[START OF AVAILABLE DATA]

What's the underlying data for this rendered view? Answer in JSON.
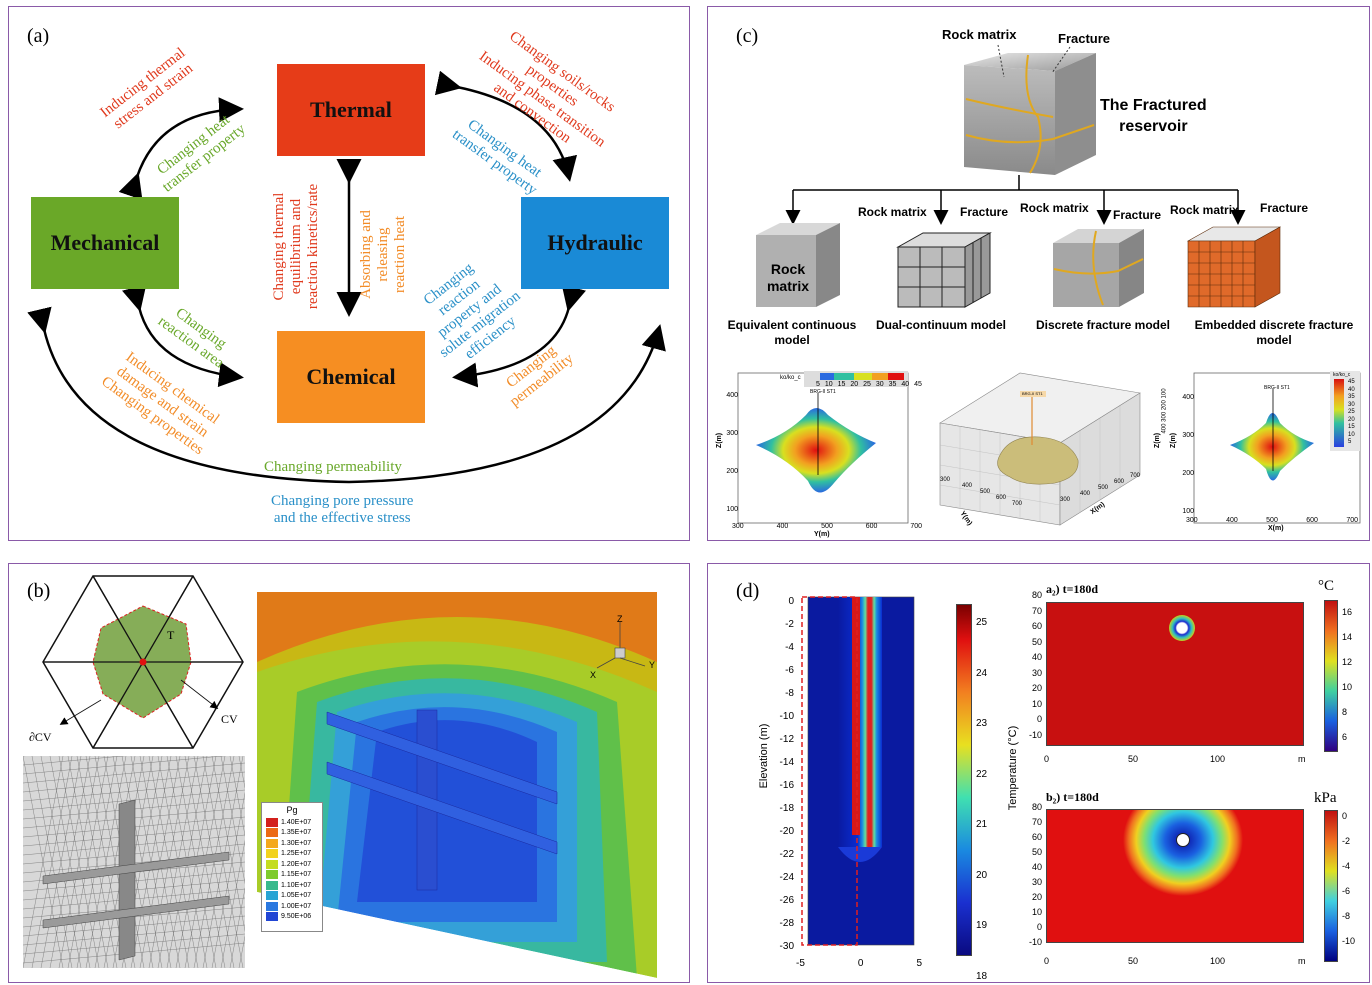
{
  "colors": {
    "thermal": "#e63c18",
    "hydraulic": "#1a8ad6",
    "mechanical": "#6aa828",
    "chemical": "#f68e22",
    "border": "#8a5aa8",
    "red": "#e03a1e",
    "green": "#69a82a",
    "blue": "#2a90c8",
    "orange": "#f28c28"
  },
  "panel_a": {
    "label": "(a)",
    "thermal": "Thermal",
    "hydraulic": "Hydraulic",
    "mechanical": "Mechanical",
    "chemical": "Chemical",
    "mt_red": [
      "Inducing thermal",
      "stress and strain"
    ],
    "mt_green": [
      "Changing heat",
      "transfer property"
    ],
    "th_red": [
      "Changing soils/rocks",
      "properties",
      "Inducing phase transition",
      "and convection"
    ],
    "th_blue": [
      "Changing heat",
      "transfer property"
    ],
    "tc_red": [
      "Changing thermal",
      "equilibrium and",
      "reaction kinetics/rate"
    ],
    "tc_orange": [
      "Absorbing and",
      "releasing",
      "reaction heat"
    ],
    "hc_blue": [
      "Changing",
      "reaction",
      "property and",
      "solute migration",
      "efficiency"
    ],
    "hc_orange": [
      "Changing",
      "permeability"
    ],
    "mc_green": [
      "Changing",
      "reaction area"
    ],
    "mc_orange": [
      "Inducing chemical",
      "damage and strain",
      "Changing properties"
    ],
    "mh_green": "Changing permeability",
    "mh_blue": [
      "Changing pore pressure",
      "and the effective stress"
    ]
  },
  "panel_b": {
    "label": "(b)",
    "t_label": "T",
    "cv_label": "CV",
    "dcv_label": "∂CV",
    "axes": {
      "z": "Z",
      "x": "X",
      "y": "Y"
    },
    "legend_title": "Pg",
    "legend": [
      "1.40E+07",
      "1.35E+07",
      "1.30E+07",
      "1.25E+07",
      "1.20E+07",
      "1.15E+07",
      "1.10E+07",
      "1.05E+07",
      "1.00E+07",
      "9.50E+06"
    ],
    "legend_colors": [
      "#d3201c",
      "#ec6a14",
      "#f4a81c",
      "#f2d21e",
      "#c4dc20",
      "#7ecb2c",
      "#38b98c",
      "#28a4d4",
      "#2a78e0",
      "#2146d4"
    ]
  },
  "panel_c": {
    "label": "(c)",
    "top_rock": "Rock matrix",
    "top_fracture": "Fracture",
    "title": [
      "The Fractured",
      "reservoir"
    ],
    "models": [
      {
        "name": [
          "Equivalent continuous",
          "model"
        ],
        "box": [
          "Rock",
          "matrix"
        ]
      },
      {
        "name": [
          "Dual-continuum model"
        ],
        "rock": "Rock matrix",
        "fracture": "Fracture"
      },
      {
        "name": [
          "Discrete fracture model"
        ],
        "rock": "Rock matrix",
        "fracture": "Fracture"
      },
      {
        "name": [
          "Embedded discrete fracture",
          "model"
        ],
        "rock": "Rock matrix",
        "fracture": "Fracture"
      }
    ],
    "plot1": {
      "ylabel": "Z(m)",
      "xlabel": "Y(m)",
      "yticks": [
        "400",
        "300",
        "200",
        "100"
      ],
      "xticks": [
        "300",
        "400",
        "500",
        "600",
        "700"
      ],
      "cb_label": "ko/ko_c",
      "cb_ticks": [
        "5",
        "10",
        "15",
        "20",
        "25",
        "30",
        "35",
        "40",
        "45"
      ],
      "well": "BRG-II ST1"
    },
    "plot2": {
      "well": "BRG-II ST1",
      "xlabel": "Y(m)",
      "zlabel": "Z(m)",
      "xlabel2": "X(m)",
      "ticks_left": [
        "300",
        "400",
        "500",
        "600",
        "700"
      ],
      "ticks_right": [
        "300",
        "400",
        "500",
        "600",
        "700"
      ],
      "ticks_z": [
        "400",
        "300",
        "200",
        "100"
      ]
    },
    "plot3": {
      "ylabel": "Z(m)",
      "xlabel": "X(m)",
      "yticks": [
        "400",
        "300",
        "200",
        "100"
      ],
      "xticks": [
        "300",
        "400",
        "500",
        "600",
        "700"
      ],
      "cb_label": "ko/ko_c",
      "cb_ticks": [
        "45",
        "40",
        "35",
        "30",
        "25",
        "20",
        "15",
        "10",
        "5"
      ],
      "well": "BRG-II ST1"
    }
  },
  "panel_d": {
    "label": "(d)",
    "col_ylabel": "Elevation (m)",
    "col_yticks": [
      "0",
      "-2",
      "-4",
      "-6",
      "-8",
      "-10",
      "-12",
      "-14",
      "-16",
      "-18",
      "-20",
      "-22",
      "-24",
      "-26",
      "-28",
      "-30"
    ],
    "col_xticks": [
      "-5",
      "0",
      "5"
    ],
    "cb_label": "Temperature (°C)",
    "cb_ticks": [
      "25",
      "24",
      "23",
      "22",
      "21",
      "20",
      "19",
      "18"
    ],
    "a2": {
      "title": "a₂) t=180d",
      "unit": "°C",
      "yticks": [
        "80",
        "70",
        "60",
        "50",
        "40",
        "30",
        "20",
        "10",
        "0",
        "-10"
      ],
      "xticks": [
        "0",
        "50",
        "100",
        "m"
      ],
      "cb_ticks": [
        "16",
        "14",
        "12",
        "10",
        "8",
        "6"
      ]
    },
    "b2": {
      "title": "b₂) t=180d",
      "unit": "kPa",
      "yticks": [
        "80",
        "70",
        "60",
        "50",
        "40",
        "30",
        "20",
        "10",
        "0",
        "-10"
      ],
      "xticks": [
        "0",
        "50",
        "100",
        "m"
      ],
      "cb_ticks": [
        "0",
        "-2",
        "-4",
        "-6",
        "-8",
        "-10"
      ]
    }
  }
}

[END OF AVAILABLE DATA]

WHAT THE EXERCISE ASKS - Omit the pictures and reproduce the listing exactly.

EXPECTED ANSWER -
What's the underlying data for this rendered view? Answer in JSON.
{
  "colors": {
    "thermal": "#e63c18",
    "hydraulic": "#1a8ad6",
    "mechanical": "#6aa828",
    "chemical": "#f68e22",
    "border": "#8a5aa8",
    "red": "#e03a1e",
    "green": "#69a82a",
    "blue": "#2a90c8",
    "orange": "#f28c28"
  },
  "panel_a": {
    "label": "(a)",
    "thermal": "Thermal",
    "hydraulic": "Hydraulic",
    "mechanical": "Mechanical",
    "chemical": "Chemical",
    "mt_red": [
      "Inducing thermal",
      "stress and strain"
    ],
    "mt_green": [
      "Changing heat",
      "transfer property"
    ],
    "th_red": [
      "Changing soils/rocks",
      "properties",
      "Inducing phase transition",
      "and convection"
    ],
    "th_blue": [
      "Changing heat",
      "transfer property"
    ],
    "tc_red": [
      "Changing thermal",
      "equilibrium and",
      "reaction kinetics/rate"
    ],
    "tc_orange": [
      "Absorbing and",
      "releasing",
      "reaction heat"
    ],
    "hc_blue": [
      "Changing",
      "reaction",
      "property and",
      "solute migration",
      "efficiency"
    ],
    "hc_orange": [
      "Changing",
      "permeability"
    ],
    "mc_green": [
      "Changing",
      "reaction area"
    ],
    "mc_orange": [
      "Inducing chemical",
      "damage and strain",
      "Changing properties"
    ],
    "mh_green": "Changing permeability",
    "mh_blue": [
      "Changing pore pressure",
      "and the effective stress"
    ]
  },
  "panel_b": {
    "label": "(b)",
    "t_label": "T",
    "cv_label": "CV",
    "dcv_label": "∂CV",
    "axes": {
      "z": "Z",
      "x": "X",
      "y": "Y"
    },
    "legend_title": "Pg",
    "legend": [
      "1.40E+07",
      "1.35E+07",
      "1.30E+07",
      "1.25E+07",
      "1.20E+07",
      "1.15E+07",
      "1.10E+07",
      "1.05E+07",
      "1.00E+07",
      "9.50E+06"
    ],
    "legend_colors": [
      "#d3201c",
      "#ec6a14",
      "#f4a81c",
      "#f2d21e",
      "#c4dc20",
      "#7ecb2c",
      "#38b98c",
      "#28a4d4",
      "#2a78e0",
      "#2146d4"
    ]
  },
  "panel_c": {
    "label": "(c)",
    "top_rock": "Rock matrix",
    "top_fracture": "Fracture",
    "title": [
      "The Fractured",
      "reservoir"
    ],
    "models": [
      {
        "name": [
          "Equivalent continuous",
          "model"
        ],
        "box": [
          "Rock",
          "matrix"
        ]
      },
      {
        "name": [
          "Dual-continuum model"
        ],
        "rock": "Rock matrix",
        "fracture": "Fracture"
      },
      {
        "name": [
          "Discrete fracture model"
        ],
        "rock": "Rock matrix",
        "fracture": "Fracture"
      },
      {
        "name": [
          "Embedded discrete fracture",
          "model"
        ],
        "rock": "Rock matrix",
        "fracture": "Fracture"
      }
    ],
    "plot1": {
      "ylabel": "Z(m)",
      "xlabel": "Y(m)",
      "yticks": [
        "400",
        "300",
        "200",
        "100"
      ],
      "xticks": [
        "300",
        "400",
        "500",
        "600",
        "700"
      ],
      "cb_label": "ko/ko_c",
      "cb_ticks": [
        "5",
        "10",
        "15",
        "20",
        "25",
        "30",
        "35",
        "40",
        "45"
      ],
      "well": "BRG-II ST1"
    },
    "plot2": {
      "well": "BRG-II ST1",
      "xlabel": "Y(m)",
      "zlabel": "Z(m)",
      "xlabel2": "X(m)",
      "ticks_left": [
        "300",
        "400",
        "500",
        "600",
        "700"
      ],
      "ticks_right": [
        "300",
        "400",
        "500",
        "600",
        "700"
      ],
      "ticks_z": [
        "400",
        "300",
        "200",
        "100"
      ]
    },
    "plot3": {
      "ylabel": "Z(m)",
      "xlabel": "X(m)",
      "yticks": [
        "400",
        "300",
        "200",
        "100"
      ],
      "xticks": [
        "300",
        "400",
        "500",
        "600",
        "700"
      ],
      "cb_label": "ko/ko_c",
      "cb_ticks": [
        "45",
        "40",
        "35",
        "30",
        "25",
        "20",
        "15",
        "10",
        "5"
      ],
      "well": "BRG-II ST1"
    }
  },
  "panel_d": {
    "label": "(d)",
    "col_ylabel": "Elevation (m)",
    "col_yticks": [
      "0",
      "-2",
      "-4",
      "-6",
      "-8",
      "-10",
      "-12",
      "-14",
      "-16",
      "-18",
      "-20",
      "-22",
      "-24",
      "-26",
      "-28",
      "-30"
    ],
    "col_xticks": [
      "-5",
      "0",
      "5"
    ],
    "cb_label": "Temperature (°C)",
    "cb_ticks": [
      "25",
      "24",
      "23",
      "22",
      "21",
      "20",
      "19",
      "18"
    ],
    "a2": {
      "title": "a₂) t=180d",
      "unit": "°C",
      "yticks": [
        "80",
        "70",
        "60",
        "50",
        "40",
        "30",
        "20",
        "10",
        "0",
        "-10"
      ],
      "xticks": [
        "0",
        "50",
        "100",
        "m"
      ],
      "cb_ticks": [
        "16",
        "14",
        "12",
        "10",
        "8",
        "6"
      ]
    },
    "b2": {
      "title": "b₂) t=180d",
      "unit": "kPa",
      "yticks": [
        "80",
        "70",
        "60",
        "50",
        "40",
        "30",
        "20",
        "10",
        "0",
        "-10"
      ],
      "xticks": [
        "0",
        "50",
        "100",
        "m"
      ],
      "cb_ticks": [
        "0",
        "-2",
        "-4",
        "-6",
        "-8",
        "-10"
      ]
    }
  }
}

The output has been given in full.